- Entries:
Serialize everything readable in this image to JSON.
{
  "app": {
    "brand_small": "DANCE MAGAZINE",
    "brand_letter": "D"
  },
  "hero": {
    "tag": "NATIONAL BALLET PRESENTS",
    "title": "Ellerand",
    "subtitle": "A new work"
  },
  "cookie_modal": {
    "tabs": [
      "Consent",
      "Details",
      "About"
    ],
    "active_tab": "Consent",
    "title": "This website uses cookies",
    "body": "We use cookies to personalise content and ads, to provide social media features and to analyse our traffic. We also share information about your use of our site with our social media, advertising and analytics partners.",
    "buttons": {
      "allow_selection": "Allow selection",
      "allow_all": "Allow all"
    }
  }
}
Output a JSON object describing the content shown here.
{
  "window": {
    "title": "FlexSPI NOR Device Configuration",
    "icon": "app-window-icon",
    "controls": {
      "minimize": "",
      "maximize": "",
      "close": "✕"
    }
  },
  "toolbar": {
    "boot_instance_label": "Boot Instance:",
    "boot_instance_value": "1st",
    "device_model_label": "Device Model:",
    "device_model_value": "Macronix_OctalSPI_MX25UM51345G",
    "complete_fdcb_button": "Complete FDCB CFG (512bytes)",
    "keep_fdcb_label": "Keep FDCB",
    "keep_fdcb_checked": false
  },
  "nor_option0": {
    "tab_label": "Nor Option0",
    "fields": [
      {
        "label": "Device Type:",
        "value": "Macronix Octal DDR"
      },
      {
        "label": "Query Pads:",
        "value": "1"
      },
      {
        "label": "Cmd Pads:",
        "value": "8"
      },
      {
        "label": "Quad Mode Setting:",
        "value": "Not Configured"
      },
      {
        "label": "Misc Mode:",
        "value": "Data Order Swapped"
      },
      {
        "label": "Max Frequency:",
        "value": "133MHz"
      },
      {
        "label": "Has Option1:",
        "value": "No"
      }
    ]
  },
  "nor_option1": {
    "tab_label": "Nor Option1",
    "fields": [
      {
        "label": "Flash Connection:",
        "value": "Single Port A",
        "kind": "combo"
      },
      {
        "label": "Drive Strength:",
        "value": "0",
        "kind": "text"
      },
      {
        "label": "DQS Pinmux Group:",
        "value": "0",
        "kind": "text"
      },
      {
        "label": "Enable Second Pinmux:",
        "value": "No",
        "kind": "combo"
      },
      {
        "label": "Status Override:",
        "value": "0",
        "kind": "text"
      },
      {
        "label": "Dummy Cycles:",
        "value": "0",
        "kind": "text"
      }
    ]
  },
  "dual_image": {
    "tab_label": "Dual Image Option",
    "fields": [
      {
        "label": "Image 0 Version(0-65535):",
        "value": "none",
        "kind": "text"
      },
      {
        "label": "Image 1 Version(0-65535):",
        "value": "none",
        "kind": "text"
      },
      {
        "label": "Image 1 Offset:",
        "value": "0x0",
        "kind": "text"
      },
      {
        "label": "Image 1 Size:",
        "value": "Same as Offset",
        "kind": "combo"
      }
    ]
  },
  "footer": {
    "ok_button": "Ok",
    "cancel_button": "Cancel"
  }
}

* * *

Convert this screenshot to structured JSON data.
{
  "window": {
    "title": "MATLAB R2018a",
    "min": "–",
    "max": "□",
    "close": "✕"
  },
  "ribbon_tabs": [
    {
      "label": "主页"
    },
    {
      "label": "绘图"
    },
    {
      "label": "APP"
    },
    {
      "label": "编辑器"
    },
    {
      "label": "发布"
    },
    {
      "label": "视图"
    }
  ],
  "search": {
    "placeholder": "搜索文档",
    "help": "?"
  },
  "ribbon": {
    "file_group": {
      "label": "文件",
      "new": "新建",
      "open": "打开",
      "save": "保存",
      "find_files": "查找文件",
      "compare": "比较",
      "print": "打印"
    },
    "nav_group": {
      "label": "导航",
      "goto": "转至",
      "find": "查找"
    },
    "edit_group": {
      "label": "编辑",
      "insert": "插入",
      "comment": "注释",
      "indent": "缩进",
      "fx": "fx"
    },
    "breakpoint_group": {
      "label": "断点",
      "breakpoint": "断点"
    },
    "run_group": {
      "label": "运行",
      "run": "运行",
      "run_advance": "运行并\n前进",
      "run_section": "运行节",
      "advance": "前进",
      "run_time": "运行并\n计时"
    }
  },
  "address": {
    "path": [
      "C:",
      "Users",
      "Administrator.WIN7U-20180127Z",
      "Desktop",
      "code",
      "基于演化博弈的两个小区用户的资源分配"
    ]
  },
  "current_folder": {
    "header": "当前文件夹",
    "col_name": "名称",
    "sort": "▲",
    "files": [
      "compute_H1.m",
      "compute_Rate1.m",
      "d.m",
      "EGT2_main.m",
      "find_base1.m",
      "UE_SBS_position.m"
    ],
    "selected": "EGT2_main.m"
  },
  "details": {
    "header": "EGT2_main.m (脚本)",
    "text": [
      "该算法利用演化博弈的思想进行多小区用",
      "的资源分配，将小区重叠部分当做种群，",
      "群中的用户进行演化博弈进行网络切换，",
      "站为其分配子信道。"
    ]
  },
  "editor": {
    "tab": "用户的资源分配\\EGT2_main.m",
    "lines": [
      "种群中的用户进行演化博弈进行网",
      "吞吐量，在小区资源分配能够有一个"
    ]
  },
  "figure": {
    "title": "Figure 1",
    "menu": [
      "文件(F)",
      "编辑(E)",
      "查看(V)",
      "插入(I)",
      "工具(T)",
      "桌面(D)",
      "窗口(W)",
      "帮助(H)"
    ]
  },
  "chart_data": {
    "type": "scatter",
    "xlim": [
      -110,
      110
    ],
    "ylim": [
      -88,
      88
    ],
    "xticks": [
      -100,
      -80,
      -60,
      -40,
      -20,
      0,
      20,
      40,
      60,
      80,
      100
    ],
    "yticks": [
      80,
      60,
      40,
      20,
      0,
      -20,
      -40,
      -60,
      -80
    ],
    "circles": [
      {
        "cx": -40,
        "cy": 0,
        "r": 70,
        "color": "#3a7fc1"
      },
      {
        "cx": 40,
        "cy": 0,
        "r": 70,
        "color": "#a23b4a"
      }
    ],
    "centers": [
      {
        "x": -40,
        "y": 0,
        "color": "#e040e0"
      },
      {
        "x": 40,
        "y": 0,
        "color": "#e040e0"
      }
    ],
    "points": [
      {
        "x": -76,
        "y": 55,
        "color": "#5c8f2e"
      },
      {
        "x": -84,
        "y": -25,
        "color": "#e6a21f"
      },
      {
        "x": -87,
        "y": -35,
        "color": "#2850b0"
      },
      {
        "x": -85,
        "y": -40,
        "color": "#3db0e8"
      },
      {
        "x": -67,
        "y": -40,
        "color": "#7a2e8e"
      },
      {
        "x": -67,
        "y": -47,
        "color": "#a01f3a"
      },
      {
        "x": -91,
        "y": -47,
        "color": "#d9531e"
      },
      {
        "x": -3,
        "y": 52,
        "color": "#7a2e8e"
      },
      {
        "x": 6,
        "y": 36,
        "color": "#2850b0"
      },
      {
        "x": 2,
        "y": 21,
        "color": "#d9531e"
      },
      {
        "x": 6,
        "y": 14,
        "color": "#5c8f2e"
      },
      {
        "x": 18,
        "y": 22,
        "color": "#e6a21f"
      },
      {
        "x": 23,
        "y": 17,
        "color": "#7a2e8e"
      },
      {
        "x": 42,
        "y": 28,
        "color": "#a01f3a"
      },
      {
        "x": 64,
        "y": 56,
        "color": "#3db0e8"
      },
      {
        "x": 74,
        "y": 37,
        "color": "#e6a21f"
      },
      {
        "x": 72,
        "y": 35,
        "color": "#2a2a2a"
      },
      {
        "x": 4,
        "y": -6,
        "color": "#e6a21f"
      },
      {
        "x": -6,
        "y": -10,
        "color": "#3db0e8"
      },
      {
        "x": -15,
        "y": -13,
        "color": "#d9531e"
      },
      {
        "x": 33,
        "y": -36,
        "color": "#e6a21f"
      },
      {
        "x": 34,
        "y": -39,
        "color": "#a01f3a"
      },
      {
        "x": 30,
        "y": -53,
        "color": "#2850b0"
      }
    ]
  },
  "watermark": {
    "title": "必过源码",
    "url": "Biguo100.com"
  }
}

- Stated goal:
Copy all lines from the material that hold "Allow".

- Correct result:
      "allow_selection": "Allow selection",
      "allow_all": "Allow all"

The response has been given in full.